**Task description:** Identify all lines of the data containing the string "from" and copy them.
━━━━━━━━
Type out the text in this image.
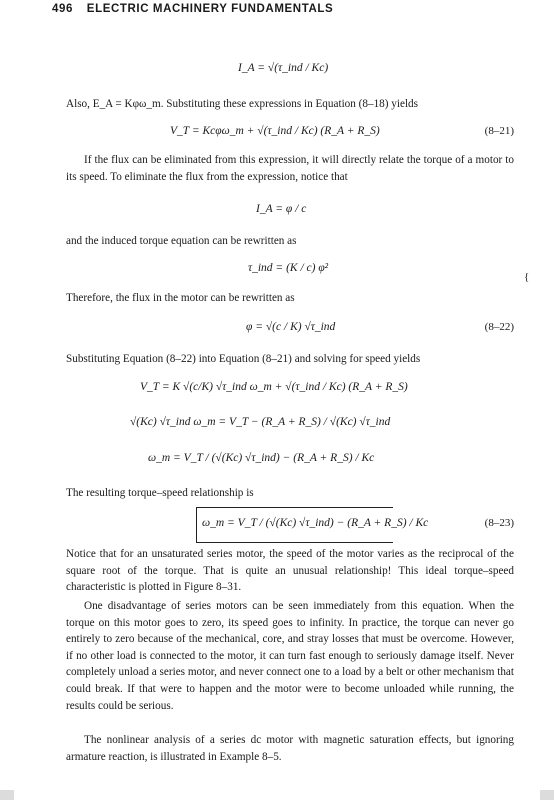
496 ELECTRIC MACHINERY FUNDAMENTALS
I_A = √(τ_ind / Kc)
Also, E_A = Kφω_m. Substituting these expressions in Equation (8–18) yields
V_T = Kcφω_m + √(τ_ind / Kc) (R_A + R_S)	(8–21)
If the flux can be eliminated from this expression, it will directly relate the torque of a motor to its speed. To eliminate the flux from the expression, notice that
I_A = φ / c
and the induced torque equation can be rewritten as
τ_ind = (K / c) φ²
{
Therefore, the flux in the motor can be rewritten as
φ = √(c / K) √τ_ind	(8–22)
Substituting Equation (8–22) into Equation (8–21) and solving for speed yields
V_T = K √(c/K) √τ_ind ω_m + √(τ_ind / Kc) (R_A + R_S)
√(Kc) √τ_ind ω_m = V_T − (R_A + R_S) / √(Kc) √τ_ind
ω_m = V_T / (√(Kc) √τ_ind) − (R_A + R_S) / Kc
The resulting torque–speed relationship is
ω_m = V_T / (√(Kc) √τ_ind) − (R_A + R_S) / Kc	(8–23)
Notice that for an unsaturated series motor, the speed of the motor varies as the reciprocal of the square root of the torque. That is quite an unusual relationship! This ideal torque–speed characteristic is plotted in Figure 8–31.
One disadvantage of series motors can be seen immediately from this equation. When the torque on this motor goes to zero, its speed goes to infinity. In practice, the torque can never go entirely to zero because of the mechanical, core, and stray losses that must be overcome. However, if no other load is connected to the motor, it can turn fast enough to seriously damage itself. Never completely unload a series motor, and never connect one to a load by a belt or other mechanism that could break. If that were to happen and the motor were to become unloaded while running, the results could be serious.
The nonlinear analysis of a series dc motor with magnetic saturation effects, but ignoring armature reaction, is illustrated in Example 8–5.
━━━━━━━━
**The completed task:**
If the flux can be eliminated from this expression, it will directly relate the torque of a motor to its speed. To eliminate the flux from the expression, notice that
One disadvantage of series motors can be seen immediately from this equation. When the torque on this motor goes to zero, its speed goes to infinity. In practice, the torque can never go entirely to zero because of the mechanical, core, and stray losses that must be overcome. However, if no other load is connected to the motor, it can turn fast enough to seriously damage itself. Never completely unload a series motor, and never connect one to a load by a belt or other mechanism that could break. If that were to happen and the motor were to become unloaded while running, the results could be serious.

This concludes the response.